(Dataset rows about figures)
------------------------------
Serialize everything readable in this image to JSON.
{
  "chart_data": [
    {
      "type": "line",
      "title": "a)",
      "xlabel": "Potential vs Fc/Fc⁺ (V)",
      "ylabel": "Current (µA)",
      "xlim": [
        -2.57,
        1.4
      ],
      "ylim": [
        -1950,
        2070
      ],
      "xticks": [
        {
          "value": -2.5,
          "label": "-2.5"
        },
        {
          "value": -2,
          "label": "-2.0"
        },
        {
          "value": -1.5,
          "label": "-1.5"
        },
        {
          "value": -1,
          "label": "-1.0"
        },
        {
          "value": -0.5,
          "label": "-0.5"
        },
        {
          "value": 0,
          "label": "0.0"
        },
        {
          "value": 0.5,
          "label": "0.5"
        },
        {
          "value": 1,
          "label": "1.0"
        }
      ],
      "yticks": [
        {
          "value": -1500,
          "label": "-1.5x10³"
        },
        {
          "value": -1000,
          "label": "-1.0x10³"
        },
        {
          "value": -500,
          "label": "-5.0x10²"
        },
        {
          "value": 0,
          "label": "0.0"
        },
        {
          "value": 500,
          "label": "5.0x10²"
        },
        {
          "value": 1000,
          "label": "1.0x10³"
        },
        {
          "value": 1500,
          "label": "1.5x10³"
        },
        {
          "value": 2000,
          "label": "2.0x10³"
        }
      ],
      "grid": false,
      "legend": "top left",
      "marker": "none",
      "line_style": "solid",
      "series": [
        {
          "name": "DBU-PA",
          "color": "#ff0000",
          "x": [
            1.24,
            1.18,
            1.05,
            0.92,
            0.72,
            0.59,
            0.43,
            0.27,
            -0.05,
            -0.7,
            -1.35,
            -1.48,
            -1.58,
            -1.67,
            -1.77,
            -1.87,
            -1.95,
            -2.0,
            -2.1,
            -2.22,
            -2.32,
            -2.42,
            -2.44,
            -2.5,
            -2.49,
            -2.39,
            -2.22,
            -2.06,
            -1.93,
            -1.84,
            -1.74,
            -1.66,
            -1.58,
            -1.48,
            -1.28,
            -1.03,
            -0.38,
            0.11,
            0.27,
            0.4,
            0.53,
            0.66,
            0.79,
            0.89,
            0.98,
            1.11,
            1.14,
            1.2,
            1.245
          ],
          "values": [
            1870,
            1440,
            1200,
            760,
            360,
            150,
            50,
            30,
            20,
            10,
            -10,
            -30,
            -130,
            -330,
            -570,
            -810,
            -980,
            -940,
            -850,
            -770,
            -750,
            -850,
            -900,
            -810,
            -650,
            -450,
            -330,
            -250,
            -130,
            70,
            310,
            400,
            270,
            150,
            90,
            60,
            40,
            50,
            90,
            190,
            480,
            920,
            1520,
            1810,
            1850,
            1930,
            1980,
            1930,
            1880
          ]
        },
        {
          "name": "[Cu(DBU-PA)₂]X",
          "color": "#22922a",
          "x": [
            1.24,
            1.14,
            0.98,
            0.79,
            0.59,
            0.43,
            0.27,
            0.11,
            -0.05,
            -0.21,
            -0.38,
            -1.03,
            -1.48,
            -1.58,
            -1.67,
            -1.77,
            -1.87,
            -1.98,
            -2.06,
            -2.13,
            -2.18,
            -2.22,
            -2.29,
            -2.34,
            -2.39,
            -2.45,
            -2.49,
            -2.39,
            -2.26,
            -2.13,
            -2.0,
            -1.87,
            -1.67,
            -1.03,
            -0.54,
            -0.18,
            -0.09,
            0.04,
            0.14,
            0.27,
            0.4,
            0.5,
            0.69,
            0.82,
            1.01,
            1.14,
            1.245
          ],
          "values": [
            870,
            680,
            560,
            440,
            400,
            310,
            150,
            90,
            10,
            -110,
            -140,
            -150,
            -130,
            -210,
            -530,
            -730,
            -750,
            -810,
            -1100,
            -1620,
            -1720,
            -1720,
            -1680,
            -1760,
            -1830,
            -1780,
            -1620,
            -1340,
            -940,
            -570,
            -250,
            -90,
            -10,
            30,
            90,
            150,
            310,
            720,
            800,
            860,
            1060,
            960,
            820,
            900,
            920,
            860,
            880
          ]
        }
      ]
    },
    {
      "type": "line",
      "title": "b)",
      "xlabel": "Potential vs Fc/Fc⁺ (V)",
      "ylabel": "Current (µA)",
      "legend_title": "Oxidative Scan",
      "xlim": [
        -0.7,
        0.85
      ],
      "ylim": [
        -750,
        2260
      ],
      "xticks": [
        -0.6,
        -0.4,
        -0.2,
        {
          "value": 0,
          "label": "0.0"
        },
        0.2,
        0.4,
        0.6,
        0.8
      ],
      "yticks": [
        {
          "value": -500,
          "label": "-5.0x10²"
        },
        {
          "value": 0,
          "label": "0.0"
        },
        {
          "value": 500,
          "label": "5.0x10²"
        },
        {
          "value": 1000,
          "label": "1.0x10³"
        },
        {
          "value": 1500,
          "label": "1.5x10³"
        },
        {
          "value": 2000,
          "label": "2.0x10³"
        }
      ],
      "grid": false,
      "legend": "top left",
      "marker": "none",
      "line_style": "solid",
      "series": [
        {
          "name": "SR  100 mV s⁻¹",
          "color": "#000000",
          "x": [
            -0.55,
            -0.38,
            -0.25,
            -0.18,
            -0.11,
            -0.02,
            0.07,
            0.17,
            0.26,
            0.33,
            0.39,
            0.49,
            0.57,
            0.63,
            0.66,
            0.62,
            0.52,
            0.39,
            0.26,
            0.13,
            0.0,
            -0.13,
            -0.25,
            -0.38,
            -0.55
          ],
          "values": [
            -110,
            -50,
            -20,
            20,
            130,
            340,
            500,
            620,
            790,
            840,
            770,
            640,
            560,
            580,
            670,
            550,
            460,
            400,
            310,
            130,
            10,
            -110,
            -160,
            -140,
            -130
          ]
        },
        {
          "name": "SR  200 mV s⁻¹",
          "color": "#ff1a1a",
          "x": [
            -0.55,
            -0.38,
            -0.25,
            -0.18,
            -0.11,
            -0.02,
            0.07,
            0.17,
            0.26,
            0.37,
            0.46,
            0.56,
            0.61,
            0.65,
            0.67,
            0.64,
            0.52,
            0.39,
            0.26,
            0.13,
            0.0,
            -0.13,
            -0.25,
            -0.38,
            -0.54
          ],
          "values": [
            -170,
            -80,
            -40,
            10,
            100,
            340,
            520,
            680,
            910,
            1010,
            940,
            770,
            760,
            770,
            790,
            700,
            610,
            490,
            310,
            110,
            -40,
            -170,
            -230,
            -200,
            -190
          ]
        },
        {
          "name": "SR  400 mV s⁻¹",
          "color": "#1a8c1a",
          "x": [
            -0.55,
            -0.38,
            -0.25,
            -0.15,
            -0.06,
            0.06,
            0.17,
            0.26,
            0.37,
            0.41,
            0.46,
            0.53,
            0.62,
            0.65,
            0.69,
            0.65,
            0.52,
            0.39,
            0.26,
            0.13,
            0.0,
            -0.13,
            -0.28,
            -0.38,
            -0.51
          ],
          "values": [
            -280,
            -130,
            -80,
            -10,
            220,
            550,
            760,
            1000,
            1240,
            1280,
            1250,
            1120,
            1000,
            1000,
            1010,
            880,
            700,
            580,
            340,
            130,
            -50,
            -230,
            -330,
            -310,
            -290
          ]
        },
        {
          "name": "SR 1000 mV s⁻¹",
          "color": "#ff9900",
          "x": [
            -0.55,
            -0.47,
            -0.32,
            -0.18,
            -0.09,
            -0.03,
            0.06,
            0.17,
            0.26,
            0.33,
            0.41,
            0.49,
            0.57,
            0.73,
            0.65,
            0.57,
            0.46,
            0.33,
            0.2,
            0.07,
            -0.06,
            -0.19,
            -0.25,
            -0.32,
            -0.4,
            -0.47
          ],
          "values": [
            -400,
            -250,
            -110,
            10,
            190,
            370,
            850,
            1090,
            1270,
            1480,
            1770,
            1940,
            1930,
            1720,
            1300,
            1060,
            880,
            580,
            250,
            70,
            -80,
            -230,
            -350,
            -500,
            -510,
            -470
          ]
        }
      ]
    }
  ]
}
------------------------------
- _EXERCISE DETAILS_
Which lines hold the word "color"? Return all of them from the records above.

- _ANSWER TO THE PROBLEM_
          "color": "#ff0000",
          "color": "#22922a",
          "color": "#000000",
          "color": "#ff1a1a",
          "color": "#1a8c1a",
          "color": "#ff9900",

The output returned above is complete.